● Supplied material
- - - - - - -

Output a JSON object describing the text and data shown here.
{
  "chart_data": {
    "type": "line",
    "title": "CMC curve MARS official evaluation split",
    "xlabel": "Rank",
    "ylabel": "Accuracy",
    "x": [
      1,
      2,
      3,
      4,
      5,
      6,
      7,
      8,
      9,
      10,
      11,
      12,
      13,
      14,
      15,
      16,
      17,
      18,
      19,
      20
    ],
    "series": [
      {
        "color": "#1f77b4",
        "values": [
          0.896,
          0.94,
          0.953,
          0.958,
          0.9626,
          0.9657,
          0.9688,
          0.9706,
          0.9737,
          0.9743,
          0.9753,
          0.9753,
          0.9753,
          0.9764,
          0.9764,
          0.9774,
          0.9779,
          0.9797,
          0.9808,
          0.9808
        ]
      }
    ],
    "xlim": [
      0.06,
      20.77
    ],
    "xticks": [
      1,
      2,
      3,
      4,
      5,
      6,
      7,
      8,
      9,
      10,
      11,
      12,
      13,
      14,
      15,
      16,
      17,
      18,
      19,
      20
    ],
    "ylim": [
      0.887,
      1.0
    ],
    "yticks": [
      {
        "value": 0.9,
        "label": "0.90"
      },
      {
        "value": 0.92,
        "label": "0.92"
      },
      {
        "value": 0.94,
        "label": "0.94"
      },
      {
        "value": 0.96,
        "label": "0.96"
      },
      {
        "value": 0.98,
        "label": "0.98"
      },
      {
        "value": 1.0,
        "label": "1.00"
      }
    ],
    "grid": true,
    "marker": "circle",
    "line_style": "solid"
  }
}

- - - - - - -

● What is expected
Reproduce the complete data exactly as presented above.

● Written answer
Output a JSON object describing the text and data shown here.
{
  "chart_data": {
    "type": "line",
    "title": "CMC curve MARS official evaluation split",
    "xlabel": "Rank",
    "ylabel": "Accuracy",
    "x": [
      1,
      2,
      3,
      4,
      5,
      6,
      7,
      8,
      9,
      10,
      11,
      12,
      13,
      14,
      15,
      16,
      17,
      18,
      19,
      20
    ],
    "series": [
      {
        "color": "#1f77b4",
        "values": [
          0.896,
          0.94,
          0.953,
          0.958,
          0.9626,
          0.9657,
          0.9688,
          0.9706,
          0.9737,
          0.9743,
          0.9753,
          0.9753,
          0.9753,
          0.9764,
          0.9764,
          0.9774,
          0.9779,
          0.9797,
          0.9808,
          0.9808
        ]
      }
    ],
    "xlim": [
      0.06,
      20.77
    ],
    "xticks": [
      1,
      2,
      3,
      4,
      5,
      6,
      7,
      8,
      9,
      10,
      11,
      12,
      13,
      14,
      15,
      16,
      17,
      18,
      19,
      20
    ],
    "ylim": [
      0.887,
      1.0
    ],
    "yticks": [
      {
        "value": 0.9,
        "label": "0.90"
      },
      {
        "value": 0.92,
        "label": "0.92"
      },
      {
        "value": 0.94,
        "label": "0.94"
      },
      {
        "value": 0.96,
        "label": "0.96"
      },
      {
        "value": 0.98,
        "label": "0.98"
      },
      {
        "value": 1.0,
        "label": "1.00"
      }
    ],
    "grid": true,
    "marker": "circle",
    "line_style": "solid"
  }
}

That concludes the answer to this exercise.